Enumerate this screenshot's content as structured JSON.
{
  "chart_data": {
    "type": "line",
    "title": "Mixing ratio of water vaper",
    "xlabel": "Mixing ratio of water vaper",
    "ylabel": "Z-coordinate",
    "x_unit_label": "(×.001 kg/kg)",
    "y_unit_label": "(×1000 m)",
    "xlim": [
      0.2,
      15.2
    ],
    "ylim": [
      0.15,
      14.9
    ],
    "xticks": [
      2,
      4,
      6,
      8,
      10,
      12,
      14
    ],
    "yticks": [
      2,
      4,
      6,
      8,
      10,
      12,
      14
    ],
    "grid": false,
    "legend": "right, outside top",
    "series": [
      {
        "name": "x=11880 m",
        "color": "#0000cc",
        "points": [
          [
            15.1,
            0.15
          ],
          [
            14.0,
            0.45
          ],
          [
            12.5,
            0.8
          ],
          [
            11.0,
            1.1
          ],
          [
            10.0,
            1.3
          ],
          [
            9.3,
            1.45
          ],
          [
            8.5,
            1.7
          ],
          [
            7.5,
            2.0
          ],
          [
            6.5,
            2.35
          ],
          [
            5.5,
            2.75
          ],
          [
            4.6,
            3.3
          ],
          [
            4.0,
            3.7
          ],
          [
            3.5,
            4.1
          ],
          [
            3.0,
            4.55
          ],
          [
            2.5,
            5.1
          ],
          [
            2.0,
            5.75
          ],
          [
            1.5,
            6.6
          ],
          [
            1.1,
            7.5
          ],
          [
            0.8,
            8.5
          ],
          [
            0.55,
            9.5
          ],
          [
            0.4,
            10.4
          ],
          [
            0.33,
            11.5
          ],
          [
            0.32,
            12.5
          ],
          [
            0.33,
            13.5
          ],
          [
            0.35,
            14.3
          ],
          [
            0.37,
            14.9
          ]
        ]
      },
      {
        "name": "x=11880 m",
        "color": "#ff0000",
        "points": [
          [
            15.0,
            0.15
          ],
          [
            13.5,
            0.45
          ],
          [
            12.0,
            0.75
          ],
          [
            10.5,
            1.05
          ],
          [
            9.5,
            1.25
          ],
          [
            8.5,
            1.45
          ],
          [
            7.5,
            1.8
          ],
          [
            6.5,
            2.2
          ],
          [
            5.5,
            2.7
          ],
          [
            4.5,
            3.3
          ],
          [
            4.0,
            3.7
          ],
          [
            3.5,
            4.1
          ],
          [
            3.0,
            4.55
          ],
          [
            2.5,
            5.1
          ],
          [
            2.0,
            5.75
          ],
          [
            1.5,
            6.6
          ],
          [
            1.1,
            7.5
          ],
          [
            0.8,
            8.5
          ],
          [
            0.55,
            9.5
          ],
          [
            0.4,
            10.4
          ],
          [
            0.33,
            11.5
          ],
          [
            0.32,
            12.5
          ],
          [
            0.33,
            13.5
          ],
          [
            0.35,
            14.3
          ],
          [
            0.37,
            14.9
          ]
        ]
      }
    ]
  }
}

TASK INSTRUCTIONS
Quote the whole listing above, leaving nothing out.

RESULT
Enumerate this screenshot's content as structured JSON.
{
  "chart_data": {
    "type": "line",
    "title": "Mixing ratio of water vaper",
    "xlabel": "Mixing ratio of water vaper",
    "ylabel": "Z-coordinate",
    "x_unit_label": "(×.001 kg/kg)",
    "y_unit_label": "(×1000 m)",
    "xlim": [
      0.2,
      15.2
    ],
    "ylim": [
      0.15,
      14.9
    ],
    "xticks": [
      2,
      4,
      6,
      8,
      10,
      12,
      14
    ],
    "yticks": [
      2,
      4,
      6,
      8,
      10,
      12,
      14
    ],
    "grid": false,
    "legend": "right, outside top",
    "series": [
      {
        "name": "x=11880 m",
        "color": "#0000cc",
        "points": [
          [
            15.1,
            0.15
          ],
          [
            14.0,
            0.45
          ],
          [
            12.5,
            0.8
          ],
          [
            11.0,
            1.1
          ],
          [
            10.0,
            1.3
          ],
          [
            9.3,
            1.45
          ],
          [
            8.5,
            1.7
          ],
          [
            7.5,
            2.0
          ],
          [
            6.5,
            2.35
          ],
          [
            5.5,
            2.75
          ],
          [
            4.6,
            3.3
          ],
          [
            4.0,
            3.7
          ],
          [
            3.5,
            4.1
          ],
          [
            3.0,
            4.55
          ],
          [
            2.5,
            5.1
          ],
          [
            2.0,
            5.75
          ],
          [
            1.5,
            6.6
          ],
          [
            1.1,
            7.5
          ],
          [
            0.8,
            8.5
          ],
          [
            0.55,
            9.5
          ],
          [
            0.4,
            10.4
          ],
          [
            0.33,
            11.5
          ],
          [
            0.32,
            12.5
          ],
          [
            0.33,
            13.5
          ],
          [
            0.35,
            14.3
          ],
          [
            0.37,
            14.9
          ]
        ]
      },
      {
        "name": "x=11880 m",
        "color": "#ff0000",
        "points": [
          [
            15.0,
            0.15
          ],
          [
            13.5,
            0.45
          ],
          [
            12.0,
            0.75
          ],
          [
            10.5,
            1.05
          ],
          [
            9.5,
            1.25
          ],
          [
            8.5,
            1.45
          ],
          [
            7.5,
            1.8
          ],
          [
            6.5,
            2.2
          ],
          [
            5.5,
            2.7
          ],
          [
            4.5,
            3.3
          ],
          [
            4.0,
            3.7
          ],
          [
            3.5,
            4.1
          ],
          [
            3.0,
            4.55
          ],
          [
            2.5,
            5.1
          ],
          [
            2.0,
            5.75
          ],
          [
            1.5,
            6.6
          ],
          [
            1.1,
            7.5
          ],
          [
            0.8,
            8.5
          ],
          [
            0.55,
            9.5
          ],
          [
            0.4,
            10.4
          ],
          [
            0.33,
            11.5
          ],
          [
            0.32,
            12.5
          ],
          [
            0.33,
            13.5
          ],
          [
            0.35,
            14.3
          ],
          [
            0.37,
            14.9
          ]
        ]
      }
    ]
  }
}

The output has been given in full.